Getting there from here is a game of inches: Self-service data cleansing with SSRS subscriptions

I’m writing this while taking a half sick day because my car (not me) is sick.

A couple of days ago I was moving to the local grocery store using my most reliable mode of transportation (feet) when I heard a couple of voices yelling “hello, hello!”. I looked around, and didn’t see anybody. My directional hearing is pretty poor… but, finally, I looked up….

… and took this picture with my cell phone.

These kids were pretty pleased with themselves in their crows nest.

Somewhat worried about their future (or that of the human race, with Darwin peering over my shoulder), I asked them, “How are you going to get down?”

“Same way we got up,” they replied, gleefully.

Huh.

Same way they got up.

Does that really work?

And what in tarnation does this have to do with software?

The answer to the first question is “Sometimes yes, sometimes no.”

For the answer to the second question…

keep reading.

Data and entropy

Except when a catastrophic event is involved, data usually doesn’t get dirty all at once. What usually happens is that data picks up dirt slowly as it moves through your business processes. A mis-spelled name here, an unnoticed department, or even telephone area code, split there, a shelf full of address changes that don’t get applied when they should.

But… attention to the dirty data usually gets paid all of a sudden, all at once. Budget and resources are suddenly provided, and, as a result, instant cleanup of all types of dirt is expected in one action.

The expectations here are usually your boss’s. S/he may even know a lot about data, but right now s/he has a pressing business need to fix a pressing business problem and isn’t thinking about the data at all.

You can sort-of-fulfill this expectation by applying a number of different data transformations and other cleansing actions in one ETL process. From the outside, it looks like you’ve waved a magic wand and done a single, simple thing to cleanse the data. One click to start that process.

Internally, you know that you’re taking many small steps to go that large distance. More importantly, you know that the analysis to figure out each of those steps was a separate effort.

Most importantly, you know that — however many steps you added to that process — you could always add more, the data is never 100% clean. You start with the low-hanging fruit, where a simple algorithm will take care of a large number of anomalous rows, and you keep going for as long as you have resources.

Wait a sec.

Did I just say most importantly? Actually there’s something even more important: You also know that there are some types of anomalies that cannot be adjusted without user intervention. The most your ETL process can do is point out the data elements that appear to be in conflict to somebody human; it can’t adjust them automatically.

I don’t know how many anomalies of this type appear in your environment, but I’ve got hundreds of examples for you.

Here’s just one: a student’s US enrollment date is > the student’s State enrollment date. This is a physical impossibility, but — assuming both dates pass other checks, such as being within reasonable bounds and in proper relationship to the student’s birthdate and our District enrollment date — our software can’t know which of the two dates needs to be corrected.

::::

- PROMPT A: According to the data cleansing post, what is the writer's most reliable mode of transportation?

::::

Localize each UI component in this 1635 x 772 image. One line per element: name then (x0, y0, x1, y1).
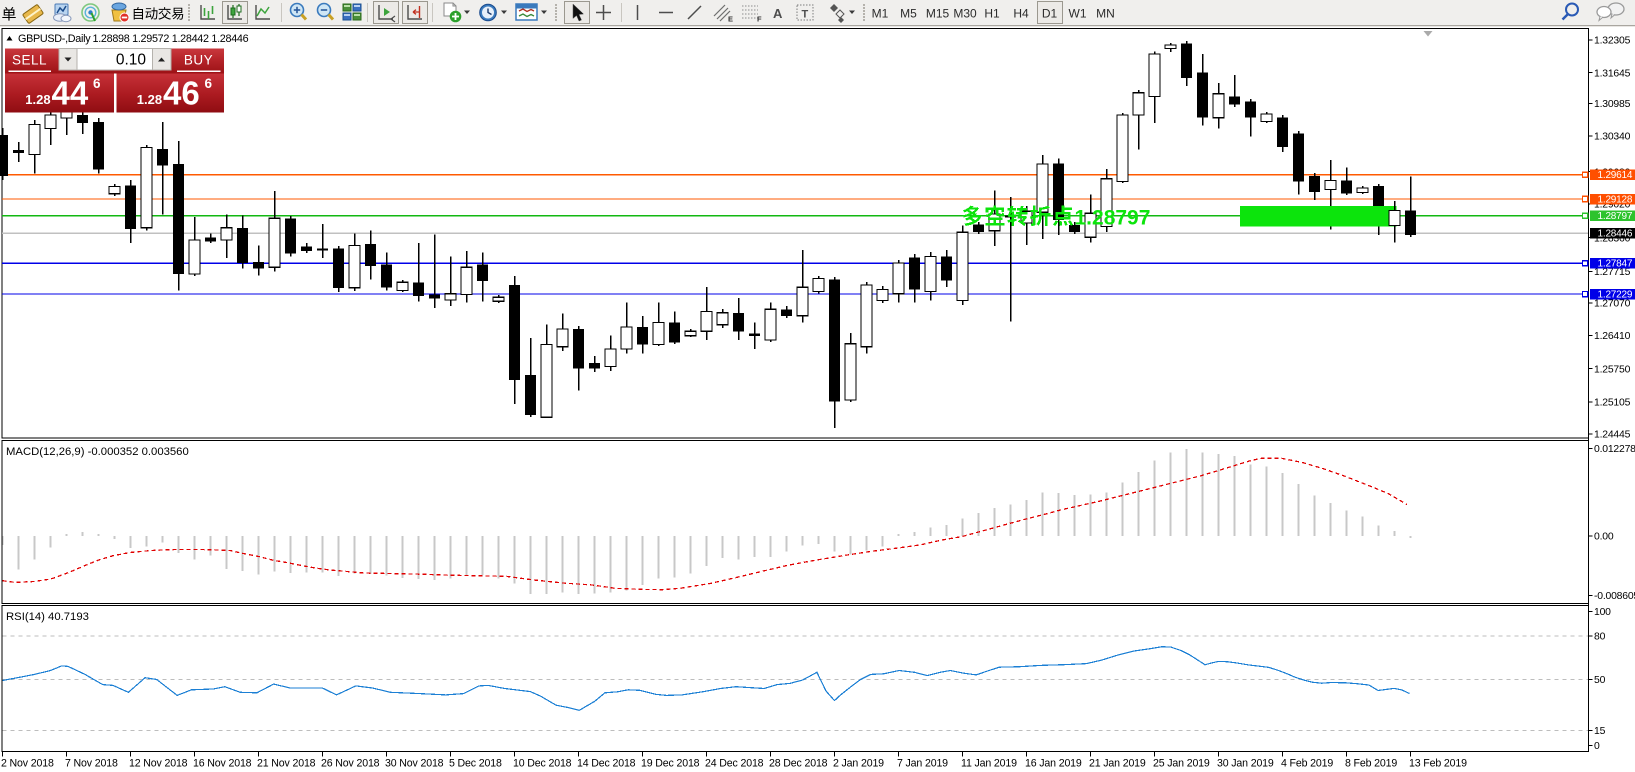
svg-text:15: 15 (1594, 726, 1606, 737)
svg-text:7 Nov 2018: 7 Nov 2018 (65, 758, 118, 770)
svg-text:MN: MN (1096, 7, 1115, 21)
svg-text:0: 0 (1594, 741, 1600, 752)
svg-text:16 Nov 2018: 16 Nov 2018 (193, 758, 252, 770)
svg-text:0.00: 0.00 (1594, 532, 1614, 543)
svg-text:7 Jan 2019: 7 Jan 2019 (897, 758, 948, 770)
svg-text:1.30340: 1.30340 (1594, 132, 1631, 143)
svg-text:1.27070: 1.27070 (1594, 299, 1631, 310)
svg-text:24 Dec 2018: 24 Dec 2018 (705, 758, 764, 770)
svg-text:100: 100 (1594, 607, 1611, 618)
svg-text:1.28: 1.28 (137, 92, 162, 107)
svg-text:M30: M30 (953, 7, 977, 21)
svg-text:1.28898 1.29572 1.28442 1.2844: 1.28898 1.29572 1.28442 1.28446 (93, 33, 249, 45)
svg-text:2 Nov 2018: 2 Nov 2018 (1, 758, 54, 770)
svg-text:5 Dec 2018: 5 Dec 2018 (449, 758, 502, 770)
svg-text:1.28446: 1.28446 (1598, 229, 1633, 240)
svg-text:0.10: 0.10 (116, 52, 147, 69)
svg-text:1.31645: 1.31645 (1594, 68, 1631, 79)
svg-text:BUY: BUY (184, 53, 213, 68)
svg-text:30 Jan 2019: 30 Jan 2019 (1217, 758, 1274, 770)
svg-text:M5: M5 (900, 7, 917, 21)
svg-text:1.29614: 1.29614 (1598, 170, 1633, 181)
svg-text:1.29020: 1.29020 (1594, 200, 1631, 211)
svg-text:14 Dec 2018: 14 Dec 2018 (577, 758, 636, 770)
svg-text:H4: H4 (1013, 7, 1029, 21)
svg-text:13 Feb 2019: 13 Feb 2019 (1409, 758, 1467, 770)
svg-text:E: E (728, 15, 733, 24)
svg-text:11 Jan 2019: 11 Jan 2019 (961, 758, 1017, 770)
svg-text:6: 6 (93, 76, 101, 91)
svg-text:50: 50 (1594, 675, 1606, 686)
svg-text:26 Nov 2018: 26 Nov 2018 (321, 758, 380, 770)
svg-text:1.29128: 1.29128 (1598, 195, 1633, 206)
svg-text:1.25105: 1.25105 (1594, 398, 1631, 409)
svg-text:SELL: SELL (12, 53, 47, 68)
svg-text:44: 44 (52, 75, 89, 112)
svg-text:16 Jan 2019: 16 Jan 2019 (1025, 758, 1082, 770)
svg-text:1.30985: 1.30985 (1594, 99, 1631, 110)
svg-text:0.012278: 0.012278 (1594, 444, 1635, 455)
svg-text:M15: M15 (926, 7, 950, 21)
svg-text:12 Nov 2018: 12 Nov 2018 (129, 758, 188, 770)
svg-text:T: T (802, 9, 809, 21)
svg-text:1.28797: 1.28797 (1075, 206, 1151, 229)
svg-text:A: A (773, 6, 783, 21)
svg-text:H1: H1 (984, 7, 1000, 21)
svg-text:1.26410: 1.26410 (1594, 331, 1631, 342)
svg-text:1.25750: 1.25750 (1594, 364, 1631, 375)
svg-text:21 Nov 2018: 21 Nov 2018 (257, 758, 316, 770)
svg-text:1.24445: 1.24445 (1594, 430, 1631, 441)
svg-text:1.28: 1.28 (25, 92, 50, 107)
svg-text:30 Nov 2018: 30 Nov 2018 (385, 758, 444, 770)
svg-text:6: 6 (205, 76, 213, 91)
svg-text:25 Jan 2019: 25 Jan 2019 (1153, 758, 1210, 770)
svg-text:4 Feb 2019: 4 Feb 2019 (1281, 758, 1333, 770)
svg-text:F: F (757, 15, 762, 24)
svg-text:28 Dec 2018: 28 Dec 2018 (769, 758, 828, 770)
svg-text:2 Jan 2019: 2 Jan 2019 (833, 758, 884, 770)
svg-text:1.28360: 1.28360 (1594, 233, 1631, 244)
svg-text:MACD(12,26,9) -0.000352 0.0035: MACD(12,26,9) -0.000352 0.003560 (6, 446, 189, 458)
svg-text:-0.008605: -0.008605 (1594, 591, 1635, 602)
svg-text:W1: W1 (1069, 7, 1087, 21)
svg-text:1.32305: 1.32305 (1594, 36, 1631, 47)
svg-text:1.27229: 1.27229 (1598, 290, 1633, 301)
svg-text:1.27715: 1.27715 (1594, 267, 1631, 278)
svg-text:46: 46 (163, 75, 200, 112)
svg-text:1.27847: 1.27847 (1598, 259, 1633, 270)
svg-text:D1: D1 (1042, 7, 1058, 21)
svg-text:10 Dec 2018: 10 Dec 2018 (513, 758, 572, 770)
svg-text:8 Feb 2019: 8 Feb 2019 (1345, 758, 1397, 770)
svg-text:GBPUSD-,Daily: GBPUSD-,Daily (18, 33, 91, 45)
svg-text:19 Dec 2018: 19 Dec 2018 (641, 758, 700, 770)
svg-text:21 Jan 2019: 21 Jan 2019 (1089, 758, 1146, 770)
svg-text:RSI(14) 40.7193: RSI(14) 40.7193 (6, 611, 89, 623)
svg-text:M1: M1 (872, 7, 889, 21)
svg-text:1.28797: 1.28797 (1598, 211, 1633, 222)
svg-text:80: 80 (1594, 632, 1606, 643)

::::

- PROMPT B: Write out the stretch of the listing from the line containing "svg-text:15: 15 (1594, 726, 1606, 737)" through the line containing "svg-text:16 Nov 2018: 16", reproducing each line as it appears.

- TASK ANSWER A: Feet.

- TASK ANSWER B:
svg-text:15: 15 (1594, 726, 1606, 737)
svg-text:7 Nov 2018: 7 Nov 2018 (65, 758, 118, 770)
svg-text:MN: MN (1096, 7, 1115, 21)
svg-text:0: 0 (1594, 741, 1600, 752)
svg-text:16 Nov 2018: 16 Nov 2018 (193, 758, 252, 770)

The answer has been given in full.